----- Listing -----

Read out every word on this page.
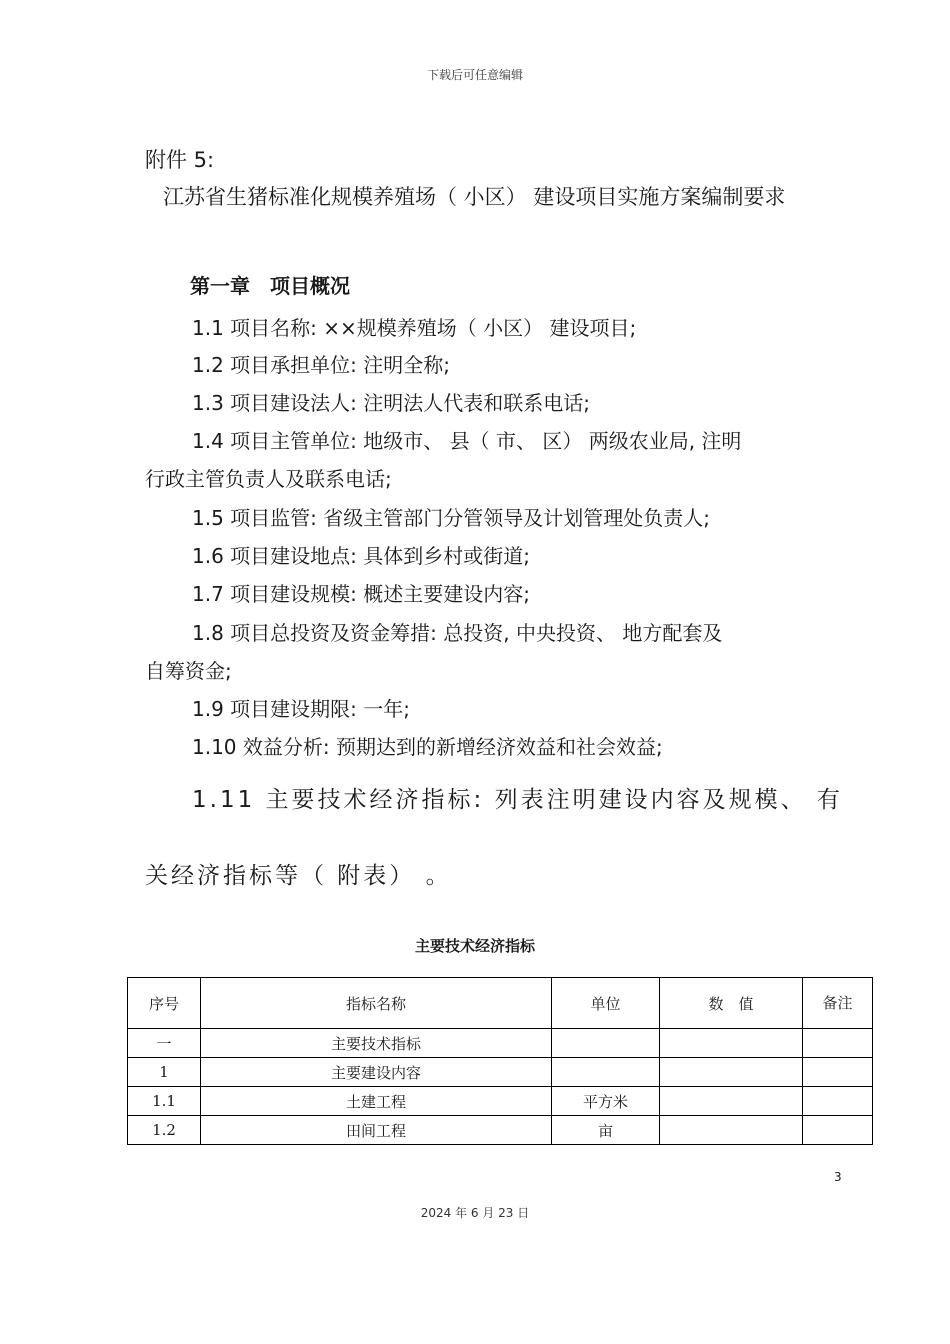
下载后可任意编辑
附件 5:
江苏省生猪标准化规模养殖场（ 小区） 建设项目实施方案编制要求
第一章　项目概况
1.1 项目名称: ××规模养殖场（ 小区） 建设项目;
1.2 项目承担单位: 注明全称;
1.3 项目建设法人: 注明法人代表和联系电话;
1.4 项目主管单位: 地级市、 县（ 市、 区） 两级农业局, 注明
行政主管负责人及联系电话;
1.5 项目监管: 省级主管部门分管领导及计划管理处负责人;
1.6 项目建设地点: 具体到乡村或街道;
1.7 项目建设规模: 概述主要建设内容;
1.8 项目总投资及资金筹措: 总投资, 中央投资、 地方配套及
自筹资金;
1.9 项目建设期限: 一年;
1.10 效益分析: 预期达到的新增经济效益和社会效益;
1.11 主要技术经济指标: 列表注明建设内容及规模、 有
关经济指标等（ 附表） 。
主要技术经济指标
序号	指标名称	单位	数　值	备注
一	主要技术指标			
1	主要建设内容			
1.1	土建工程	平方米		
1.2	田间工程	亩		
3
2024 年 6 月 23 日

-----

All the records need to be repeated exactly, with the images dropped.

Read out every word on this page.
下载后可任意编辑
附件 5:
江苏省生猪标准化规模养殖场（ 小区） 建设项目实施方案编制要求
第一章　项目概况
1.1 项目名称: ××规模养殖场（ 小区） 建设项目;
1.2 项目承担单位: 注明全称;
1.3 项目建设法人: 注明法人代表和联系电话;
1.4 项目主管单位: 地级市、 县（ 市、 区） 两级农业局, 注明
行政主管负责人及联系电话;
1.5 项目监管: 省级主管部门分管领导及计划管理处负责人;
1.6 项目建设地点: 具体到乡村或街道;
1.7 项目建设规模: 概述主要建设内容;
1.8 项目总投资及资金筹措: 总投资, 中央投资、 地方配套及
自筹资金;
1.9 项目建设期限: 一年;
1.10 效益分析: 预期达到的新增经济效益和社会效益;
1.11 主要技术经济指标: 列表注明建设内容及规模、 有
关经济指标等（ 附表） 。
主要技术经济指标
序号	指标名称	单位	数　值	备注
一	主要技术指标			
1	主要建设内容			
1.1	土建工程	平方米		
1.2	田间工程	亩		
3
2024 年 6 月 23 日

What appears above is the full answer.